» **GOAL OF THE EXERCISE**: Continue the forum post below about applying for StudentAid BC with a common-law partner, starting right after its final sentence.

Hi everyone! I'll be starting 1st year med at UBC in August. I'm hoping to get some insight into StudentAid BC since I have never had student loans before.
My partner and I moved in together in November 2017 & become "common-law" according to the CRA one year later in November 2018. I have to declare being common-law on my application, which means I must include my partner's financial information on my StudentAid BC application because they consider us "married". According to StudentAid BC, my spouse must make a "contribution" to my education based on their finances. I find this silly given our situation and I don't expect my partner to give me money for my education. We already declared common-law to the CRA for our 2018 taxes and it would be fraud to claim that I'm single. I am 25 years old, independent from my parents, and have no previous student loans of any sort.
1) Has anyone been denied SudentAid BC because their spouse's financial situation? My income in 2018 was $0 because I have been a student for undergraduate and graduate studies (however, I had $12,500 in scholarships in 2018). My common-law partner's income in 2018 was $75,000. In applying for StudentAid BC, we also have to include information like the vehicles we own: I own a beater but my partner owns a "nice car" if you know what I mean.

» **DATA FOR ANALYSIS**:
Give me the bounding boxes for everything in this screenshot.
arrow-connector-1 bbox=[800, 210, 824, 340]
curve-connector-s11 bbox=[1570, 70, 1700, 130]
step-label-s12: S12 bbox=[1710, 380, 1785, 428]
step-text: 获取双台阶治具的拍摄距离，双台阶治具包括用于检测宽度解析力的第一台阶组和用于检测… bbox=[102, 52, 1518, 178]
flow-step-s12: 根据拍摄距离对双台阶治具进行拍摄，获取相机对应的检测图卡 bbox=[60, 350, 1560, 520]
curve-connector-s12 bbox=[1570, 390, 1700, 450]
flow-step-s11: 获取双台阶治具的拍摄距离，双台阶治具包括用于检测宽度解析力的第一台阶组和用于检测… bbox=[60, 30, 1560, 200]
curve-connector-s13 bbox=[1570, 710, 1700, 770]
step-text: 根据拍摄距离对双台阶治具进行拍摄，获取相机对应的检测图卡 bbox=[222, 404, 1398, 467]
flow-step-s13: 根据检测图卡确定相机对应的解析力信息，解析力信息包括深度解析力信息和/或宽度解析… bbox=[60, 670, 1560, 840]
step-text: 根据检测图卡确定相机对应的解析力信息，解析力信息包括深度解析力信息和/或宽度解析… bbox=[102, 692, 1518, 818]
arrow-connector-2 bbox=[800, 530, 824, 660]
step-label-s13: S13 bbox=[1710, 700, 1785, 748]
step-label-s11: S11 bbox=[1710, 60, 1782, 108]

» **RESULT**:
2) Do we need to have StudendAid BC loans to be eligible for UBC bursaries? If I'm denied StudentAid BC and only receive an LOC, can I still apply for a bursary?
3) Do we have to provide proof of a rental agreement? We have a more casual living situation because we are so fortunate to live in a family member's apartment. Would StudentAid BC be able to find out if we don't pay rent?
4) Does StudentAid BC and UBC bursaries know how much money we have in our savings account? I'm wondering if it would be a good idea to buy a bunch of my school supplies etc. now to reduce the savings I have before applying for student loans and bursaries.
Any advice would be greatly appreciated! I realize it's icky to discuss such personal financial information, but I'm sure there are other medical students out there who have similar experiences.